THE PROBLEM
Write out the entries below once more, exactly, with the pictures left out.

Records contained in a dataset
• • •

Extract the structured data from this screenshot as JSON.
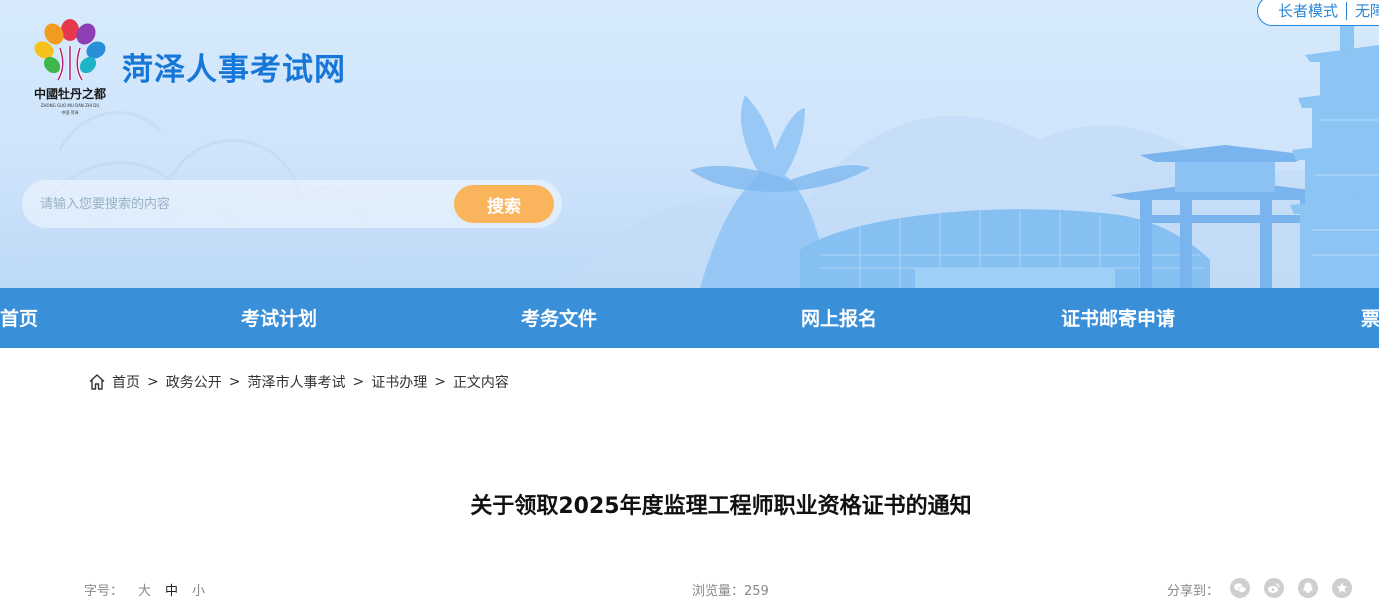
{
  "header": {
    "site_title": "菏泽人事考试网",
    "logo_text": "中國牡丹之都",
    "logo_subtext": "ZHONG GUO MU DAN ZHI DU",
    "logo_caption": "中国·菏泽",
    "mode_switch": {
      "elder_mode": "长者模式",
      "accessibility": "无障碍"
    },
    "search": {
      "placeholder": "请输入您要搜索的内容",
      "button_label": "搜索"
    }
  },
  "nav": {
    "items": [
      {
        "label": "网站首页"
      },
      {
        "label": "考试计划"
      },
      {
        "label": "考务文件"
      },
      {
        "label": "网上报名"
      },
      {
        "label": "证书邮寄申请"
      },
      {
        "label": "票"
      }
    ]
  },
  "breadcrumb": {
    "items": [
      "首页",
      "政务公开",
      "菏泽市人事考试",
      "证书办理",
      "正文内容"
    ],
    "separator": ">"
  },
  "article": {
    "title": "关于领取2025年度监理工程师职业资格证书的通知",
    "font_size_label": "字号：",
    "font_sizes": [
      "大",
      "中",
      "小"
    ],
    "active_font_size": "中",
    "views_label": "浏览量：",
    "views_count": "259",
    "share_label": "分享到：",
    "share_icons": [
      "wechat-icon",
      "weibo-icon",
      "qq-icon",
      "qzone-icon"
    ]
  },
  "colors": {
    "brand_blue": "#1677d8",
    "nav_bg": "#3a8fd9",
    "search_button": "#f9b45c",
    "banner_bg": "#d6eafc"
  }
}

• • •

CORRECT RESULT
Extract the structured data from this screenshot as JSON.
{
  "header": {
    "site_title": "菏泽人事考试网",
    "logo_text": "中國牡丹之都",
    "logo_subtext": "ZHONG GUO MU DAN ZHI DU",
    "logo_caption": "中国·菏泽",
    "mode_switch": {
      "elder_mode": "长者模式",
      "accessibility": "无障碍"
    },
    "search": {
      "placeholder": "请输入您要搜索的内容",
      "button_label": "搜索"
    }
  },
  "nav": {
    "items": [
      {
        "label": "网站首页"
      },
      {
        "label": "考试计划"
      },
      {
        "label": "考务文件"
      },
      {
        "label": "网上报名"
      },
      {
        "label": "证书邮寄申请"
      },
      {
        "label": "票"
      }
    ]
  },
  "breadcrumb": {
    "items": [
      "首页",
      "政务公开",
      "菏泽市人事考试",
      "证书办理",
      "正文内容"
    ],
    "separator": ">"
  },
  "article": {
    "title": "关于领取2025年度监理工程师职业资格证书的通知",
    "font_size_label": "字号：",
    "font_sizes": [
      "大",
      "中",
      "小"
    ],
    "active_font_size": "中",
    "views_label": "浏览量：",
    "views_count": "259",
    "share_label": "分享到：",
    "share_icons": [
      "wechat-icon",
      "weibo-icon",
      "qq-icon",
      "qzone-icon"
    ]
  },
  "colors": {
    "brand_blue": "#1677d8",
    "nav_bg": "#3a8fd9",
    "search_button": "#f9b45c",
    "banner_bg": "#d6eafc"
  }
}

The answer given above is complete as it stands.